→ **Stated goal**
Omit the images, then output each of the records below exactly.
* Start Extracted information *
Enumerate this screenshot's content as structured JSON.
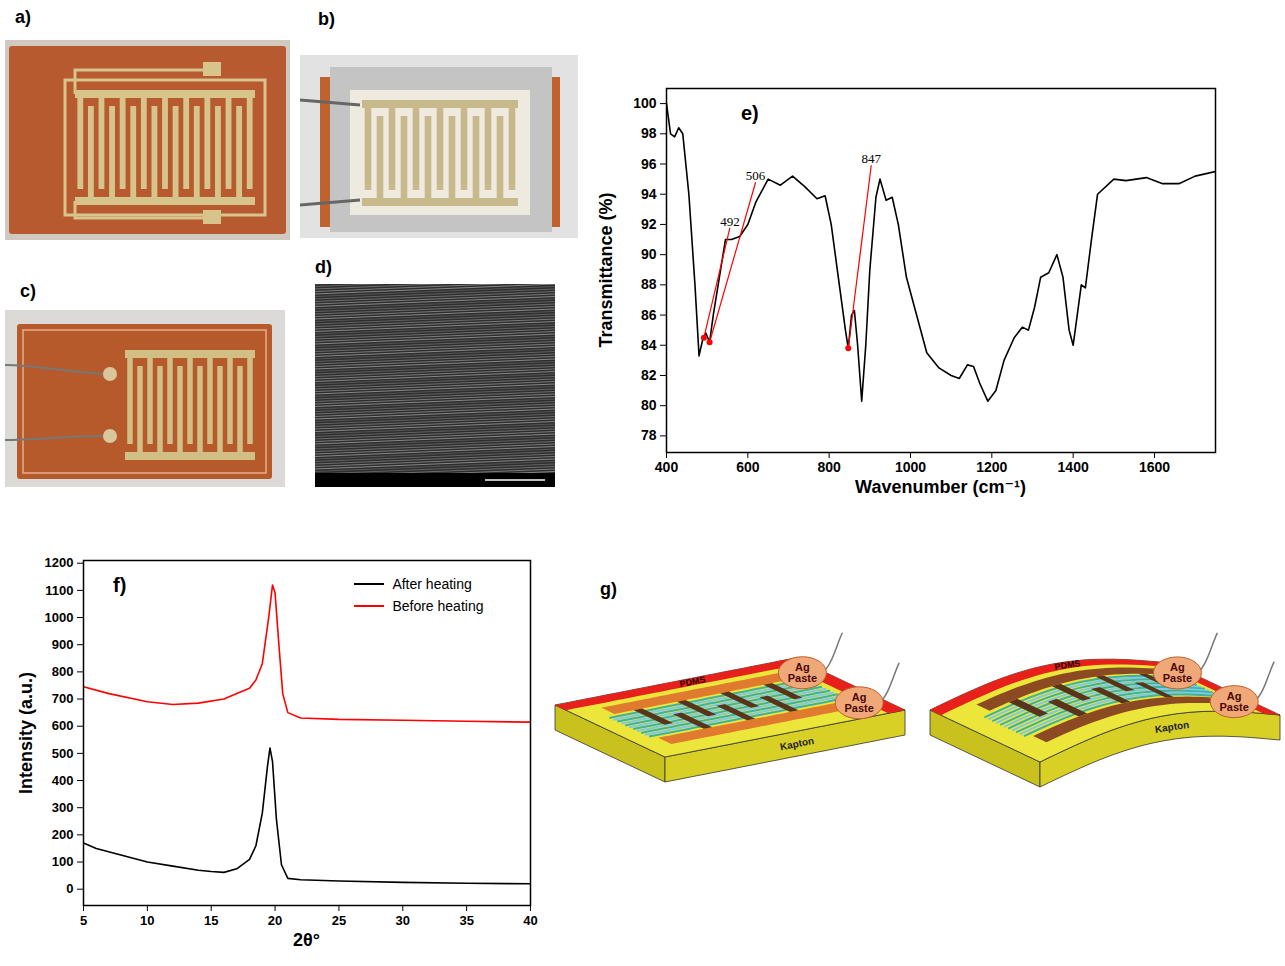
{
  "photos": [
    "a)",
    "b)",
    "c)",
    "d)"
  ],
  "chart_data": [
    {
      "panel": "e)",
      "type": "line",
      "x_label": "Wavenumber (cm⁻¹)",
      "y_label": "Transmittance (%)",
      "xlim": [
        400,
        1750
      ],
      "ylim": [
        76.9,
        101
      ],
      "xticks": [
        400,
        600,
        800,
        1000,
        1200,
        1400,
        1600
      ],
      "yticks": [
        78,
        80,
        82,
        84,
        86,
        88,
        90,
        92,
        94,
        96,
        98,
        100
      ],
      "grid": false,
      "x": [
        400,
        410,
        420,
        430,
        440,
        455,
        470,
        480,
        490,
        497,
        506,
        515,
        530,
        545,
        560,
        580,
        600,
        620,
        650,
        680,
        710,
        740,
        770,
        790,
        805,
        825,
        840,
        847,
        855,
        862,
        870,
        880,
        890,
        900,
        915,
        925,
        940,
        955,
        970,
        990,
        1010,
        1040,
        1070,
        1100,
        1120,
        1140,
        1155,
        1170,
        1190,
        1210,
        1230,
        1255,
        1275,
        1290,
        1305,
        1320,
        1340,
        1360,
        1375,
        1390,
        1400,
        1410,
        1420,
        1430,
        1445,
        1460,
        1500,
        1530,
        1580,
        1620,
        1660,
        1700,
        1750
      ],
      "series": [
        {
          "color": "#000000",
          "values": [
            100,
            98,
            97.8,
            98.4,
            98,
            94,
            88,
            83.3,
            84.5,
            84.8,
            84.2,
            86,
            88.5,
            91,
            91,
            91.2,
            92,
            93.5,
            95,
            94.6,
            95.2,
            94.5,
            93.7,
            93.9,
            92,
            88,
            85,
            83.8,
            86,
            86.3,
            84,
            80.3,
            84,
            89,
            93.8,
            95,
            93.6,
            93.8,
            92,
            88.5,
            86.5,
            83.5,
            82.5,
            82,
            81.8,
            82.7,
            82.6,
            81.5,
            80.3,
            81,
            83,
            84.5,
            85.2,
            85,
            86.5,
            88.5,
            88.8,
            90,
            88.5,
            85,
            84,
            86,
            88,
            87.8,
            91,
            94,
            95,
            94.9,
            95.1,
            94.7,
            94.7,
            95.2,
            95.5
          ]
        }
      ],
      "annotations": [
        {
          "text": "492",
          "x": 492,
          "y": 84.5
        },
        {
          "text": "506",
          "x": 506,
          "y": 84.2
        },
        {
          "text": "847",
          "x": 847,
          "y": 83.8
        }
      ]
    },
    {
      "panel": "f)",
      "type": "line",
      "x_label": "2θ°",
      "y_label": "Intensity (a.u.)",
      "xlim": [
        5,
        40
      ],
      "ylim": [
        -60,
        1210
      ],
      "xticks": [
        5,
        10,
        15,
        20,
        25,
        30,
        35,
        40
      ],
      "yticks": [
        0,
        100,
        200,
        300,
        400,
        500,
        600,
        700,
        800,
        900,
        1000,
        1100,
        1200
      ],
      "grid": false,
      "legend": "top-right",
      "series": [
        {
          "name": "After heating",
          "color": "#000000",
          "x": [
            5,
            6,
            8,
            10,
            12,
            14,
            15,
            16,
            17,
            18,
            18.5,
            19,
            19.4,
            19.6,
            19.8,
            20.1,
            20.5,
            21,
            22,
            25,
            30,
            35,
            40
          ],
          "values": [
            170,
            150,
            125,
            100,
            85,
            70,
            65,
            62,
            75,
            110,
            160,
            280,
            450,
            520,
            470,
            260,
            90,
            40,
            35,
            30,
            25,
            22,
            20
          ]
        },
        {
          "name": "Before heating",
          "color": "#ff0000",
          "x": [
            5,
            7,
            10,
            12,
            14,
            16,
            17,
            18,
            18.5,
            19,
            19.5,
            19.8,
            20,
            20.3,
            20.6,
            21,
            22,
            25,
            30,
            35,
            40
          ],
          "values": [
            745,
            720,
            690,
            680,
            685,
            700,
            720,
            740,
            770,
            830,
            1000,
            1120,
            1090,
            900,
            720,
            650,
            630,
            625,
            622,
            618,
            615
          ]
        }
      ]
    }
  ],
  "diagram": {
    "label": "g)",
    "layer": "PDMS",
    "contact": "Ag Paste",
    "substrate": "Kapton"
  }
}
* End Extracted information *
→ **Exercise solution**
Enumerate this screenshot's content as structured JSON.
{
  "photos": [
    "a)",
    "b)",
    "c)",
    "d)"
  ],
  "chart_data": [
    {
      "panel": "e)",
      "type": "line",
      "x_label": "Wavenumber (cm⁻¹)",
      "y_label": "Transmittance (%)",
      "xlim": [
        400,
        1750
      ],
      "ylim": [
        76.9,
        101
      ],
      "xticks": [
        400,
        600,
        800,
        1000,
        1200,
        1400,
        1600
      ],
      "yticks": [
        78,
        80,
        82,
        84,
        86,
        88,
        90,
        92,
        94,
        96,
        98,
        100
      ],
      "grid": false,
      "x": [
        400,
        410,
        420,
        430,
        440,
        455,
        470,
        480,
        490,
        497,
        506,
        515,
        530,
        545,
        560,
        580,
        600,
        620,
        650,
        680,
        710,
        740,
        770,
        790,
        805,
        825,
        840,
        847,
        855,
        862,
        870,
        880,
        890,
        900,
        915,
        925,
        940,
        955,
        970,
        990,
        1010,
        1040,
        1070,
        1100,
        1120,
        1140,
        1155,
        1170,
        1190,
        1210,
        1230,
        1255,
        1275,
        1290,
        1305,
        1320,
        1340,
        1360,
        1375,
        1390,
        1400,
        1410,
        1420,
        1430,
        1445,
        1460,
        1500,
        1530,
        1580,
        1620,
        1660,
        1700,
        1750
      ],
      "series": [
        {
          "color": "#000000",
          "values": [
            100,
            98,
            97.8,
            98.4,
            98,
            94,
            88,
            83.3,
            84.5,
            84.8,
            84.2,
            86,
            88.5,
            91,
            91,
            91.2,
            92,
            93.5,
            95,
            94.6,
            95.2,
            94.5,
            93.7,
            93.9,
            92,
            88,
            85,
            83.8,
            86,
            86.3,
            84,
            80.3,
            84,
            89,
            93.8,
            95,
            93.6,
            93.8,
            92,
            88.5,
            86.5,
            83.5,
            82.5,
            82,
            81.8,
            82.7,
            82.6,
            81.5,
            80.3,
            81,
            83,
            84.5,
            85.2,
            85,
            86.5,
            88.5,
            88.8,
            90,
            88.5,
            85,
            84,
            86,
            88,
            87.8,
            91,
            94,
            95,
            94.9,
            95.1,
            94.7,
            94.7,
            95.2,
            95.5
          ]
        }
      ],
      "annotations": [
        {
          "text": "492",
          "x": 492,
          "y": 84.5
        },
        {
          "text": "506",
          "x": 506,
          "y": 84.2
        },
        {
          "text": "847",
          "x": 847,
          "y": 83.8
        }
      ]
    },
    {
      "panel": "f)",
      "type": "line",
      "x_label": "2θ°",
      "y_label": "Intensity (a.u.)",
      "xlim": [
        5,
        40
      ],
      "ylim": [
        -60,
        1210
      ],
      "xticks": [
        5,
        10,
        15,
        20,
        25,
        30,
        35,
        40
      ],
      "yticks": [
        0,
        100,
        200,
        300,
        400,
        500,
        600,
        700,
        800,
        900,
        1000,
        1100,
        1200
      ],
      "grid": false,
      "legend": "top-right",
      "series": [
        {
          "name": "After heating",
          "color": "#000000",
          "x": [
            5,
            6,
            8,
            10,
            12,
            14,
            15,
            16,
            17,
            18,
            18.5,
            19,
            19.4,
            19.6,
            19.8,
            20.1,
            20.5,
            21,
            22,
            25,
            30,
            35,
            40
          ],
          "values": [
            170,
            150,
            125,
            100,
            85,
            70,
            65,
            62,
            75,
            110,
            160,
            280,
            450,
            520,
            470,
            260,
            90,
            40,
            35,
            30,
            25,
            22,
            20
          ]
        },
        {
          "name": "Before heating",
          "color": "#ff0000",
          "x": [
            5,
            7,
            10,
            12,
            14,
            16,
            17,
            18,
            18.5,
            19,
            19.5,
            19.8,
            20,
            20.3,
            20.6,
            21,
            22,
            25,
            30,
            35,
            40
          ],
          "values": [
            745,
            720,
            690,
            680,
            685,
            700,
            720,
            740,
            770,
            830,
            1000,
            1120,
            1090,
            900,
            720,
            650,
            630,
            625,
            622,
            618,
            615
          ]
        }
      ]
    }
  ],
  "diagram": {
    "label": "g)",
    "layer": "PDMS",
    "contact": "Ag Paste",
    "substrate": "Kapton"
  }
}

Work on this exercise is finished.